==== Raw data

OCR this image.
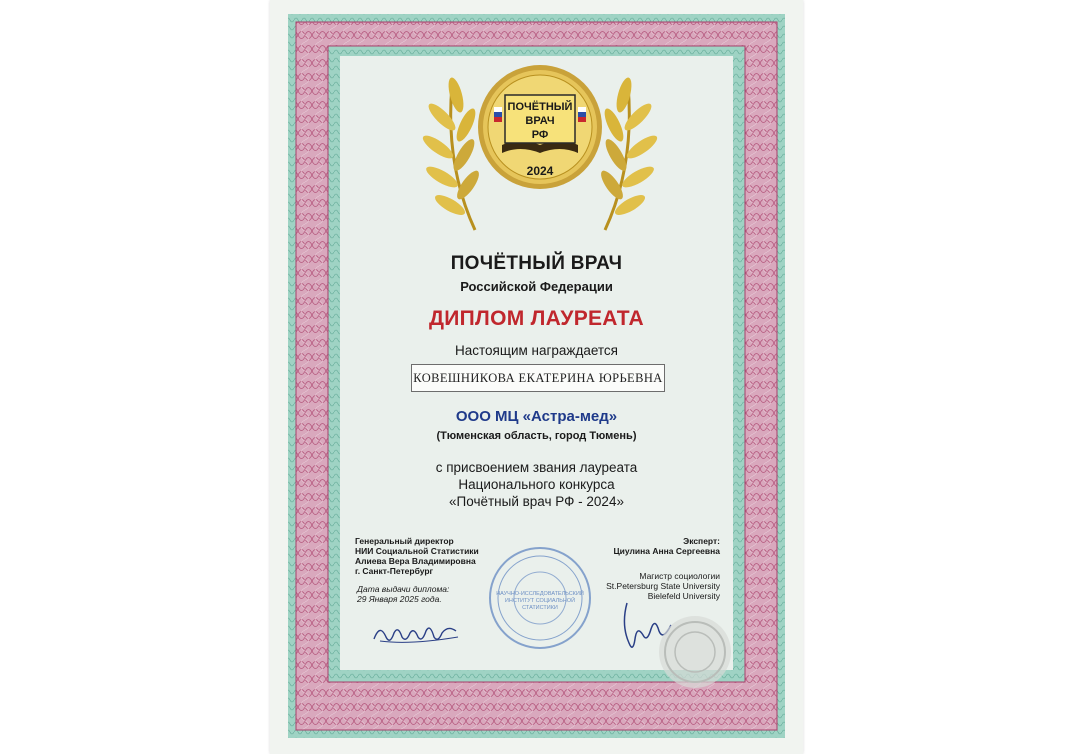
ПОЧЁТНЫЙ
ВРАЧ
РФ
2024
ПОЧЁТНЫЙ ВРАЧ
Российской Федерации
ДИПЛОМ ЛАУРЕАТА
Настоящим награждается
КОВЕШНИКОВА ЕКАТЕРИНА ЮРЬЕВНА
ООО МЦ «Астра-мед»
(Тюменская область, город Тюмень)
с присвоением звания лауреата
Национального конкурса
«Почётный врач РФ - 2024»
Генеральный директор
НИИ Социальной Статистики
Алиева Вера Владимировна
г. Санкт-Петербург
Дата выдачи диплома:
29 Января 2025 года.	НАУЧНО-ИССЛЕДОВАТЕЛЬСКИЙ
ИНСТИТУТ СОЦИАЛЬНОЙ
СТАТИСТИКИ
Эксперт:
Циулина Анна Сергеевна
Магистр социологии
St.Petersburg State University
Bielefeld University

========

Write out the records above exactly as they stand, leaving out every picture.

Task result:
OCR this image.
ПОЧЁТНЫЙ
ВРАЧ
РФ
2024
ПОЧЁТНЫЙ ВРАЧ
Российской Федерации
ДИПЛОМ ЛАУРЕАТА
Настоящим награждается
КОВЕШНИКОВА ЕКАТЕРИНА ЮРЬЕВНА
ООО МЦ «Астра-мед»
(Тюменская область, город Тюмень)
с присвоением звания лауреата
Национального конкурса
«Почётный врач РФ - 2024»
Генеральный директор
НИИ Социальной Статистики
Алиева Вера Владимировна
г. Санкт-Петербург
Дата выдачи диплома:
29 Января 2025 года.	НАУЧНО-ИССЛЕДОВАТЕЛЬСКИЙ
ИНСТИТУТ СОЦИАЛЬНОЙ
СТАТИСТИКИ
Эксперт:
Циулина Анна Сергеевна
Магистр социологии
St.Petersburg State University
Bielefeld University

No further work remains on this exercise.